Stated problem: Will you give every entry again exactly as it stands?
· · · · ·
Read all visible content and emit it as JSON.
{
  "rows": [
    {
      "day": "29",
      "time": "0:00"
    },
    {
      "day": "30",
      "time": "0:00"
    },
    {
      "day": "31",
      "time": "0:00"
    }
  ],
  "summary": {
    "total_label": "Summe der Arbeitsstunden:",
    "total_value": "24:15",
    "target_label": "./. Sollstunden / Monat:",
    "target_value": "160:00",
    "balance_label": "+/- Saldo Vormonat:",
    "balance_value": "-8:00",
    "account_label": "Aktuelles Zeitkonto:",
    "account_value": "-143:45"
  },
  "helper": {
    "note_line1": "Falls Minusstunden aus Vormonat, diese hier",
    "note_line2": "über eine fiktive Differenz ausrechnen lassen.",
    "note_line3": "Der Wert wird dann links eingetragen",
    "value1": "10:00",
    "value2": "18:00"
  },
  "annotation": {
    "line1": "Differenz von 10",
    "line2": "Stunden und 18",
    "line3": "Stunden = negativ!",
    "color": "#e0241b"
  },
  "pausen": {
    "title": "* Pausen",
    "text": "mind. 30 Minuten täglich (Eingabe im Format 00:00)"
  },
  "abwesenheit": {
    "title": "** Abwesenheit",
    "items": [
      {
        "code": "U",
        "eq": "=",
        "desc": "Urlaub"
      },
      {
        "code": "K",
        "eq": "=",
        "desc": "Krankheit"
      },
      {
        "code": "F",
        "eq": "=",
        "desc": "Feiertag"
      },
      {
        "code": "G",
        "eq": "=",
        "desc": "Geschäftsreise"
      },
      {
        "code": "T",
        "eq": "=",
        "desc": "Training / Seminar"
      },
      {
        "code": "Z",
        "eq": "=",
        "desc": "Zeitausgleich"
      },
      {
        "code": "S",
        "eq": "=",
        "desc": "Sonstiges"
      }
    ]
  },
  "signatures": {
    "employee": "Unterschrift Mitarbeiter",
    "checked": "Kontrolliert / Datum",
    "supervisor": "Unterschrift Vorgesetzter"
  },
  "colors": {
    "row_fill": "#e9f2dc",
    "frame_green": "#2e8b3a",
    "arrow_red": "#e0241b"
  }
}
· · · · ·
Task result:
Read all visible content and emit it as JSON.
{
  "rows": [
    {
      "day": "29",
      "time": "0:00"
    },
    {
      "day": "30",
      "time": "0:00"
    },
    {
      "day": "31",
      "time": "0:00"
    }
  ],
  "summary": {
    "total_label": "Summe der Arbeitsstunden:",
    "total_value": "24:15",
    "target_label": "./. Sollstunden / Monat:",
    "target_value": "160:00",
    "balance_label": "+/- Saldo Vormonat:",
    "balance_value": "-8:00",
    "account_label": "Aktuelles Zeitkonto:",
    "account_value": "-143:45"
  },
  "helper": {
    "note_line1": "Falls Minusstunden aus Vormonat, diese hier",
    "note_line2": "über eine fiktive Differenz ausrechnen lassen.",
    "note_line3": "Der Wert wird dann links eingetragen",
    "value1": "10:00",
    "value2": "18:00"
  },
  "annotation": {
    "line1": "Differenz von 10",
    "line2": "Stunden und 18",
    "line3": "Stunden = negativ!",
    "color": "#e0241b"
  },
  "pausen": {
    "title": "* Pausen",
    "text": "mind. 30 Minuten täglich (Eingabe im Format 00:00)"
  },
  "abwesenheit": {
    "title": "** Abwesenheit",
    "items": [
      {
        "code": "U",
        "eq": "=",
        "desc": "Urlaub"
      },
      {
        "code": "K",
        "eq": "=",
        "desc": "Krankheit"
      },
      {
        "code": "F",
        "eq": "=",
        "desc": "Feiertag"
      },
      {
        "code": "G",
        "eq": "=",
        "desc": "Geschäftsreise"
      },
      {
        "code": "T",
        "eq": "=",
        "desc": "Training / Seminar"
      },
      {
        "code": "Z",
        "eq": "=",
        "desc": "Zeitausgleich"
      },
      {
        "code": "S",
        "eq": "=",
        "desc": "Sonstiges"
      }
    ]
  },
  "signatures": {
    "employee": "Unterschrift Mitarbeiter",
    "checked": "Kontrolliert / Datum",
    "supervisor": "Unterschrift Vorgesetzter"
  },
  "colors": {
    "row_fill": "#e9f2dc",
    "frame_green": "#2e8b3a",
    "arrow_red": "#e0241b"
  }
}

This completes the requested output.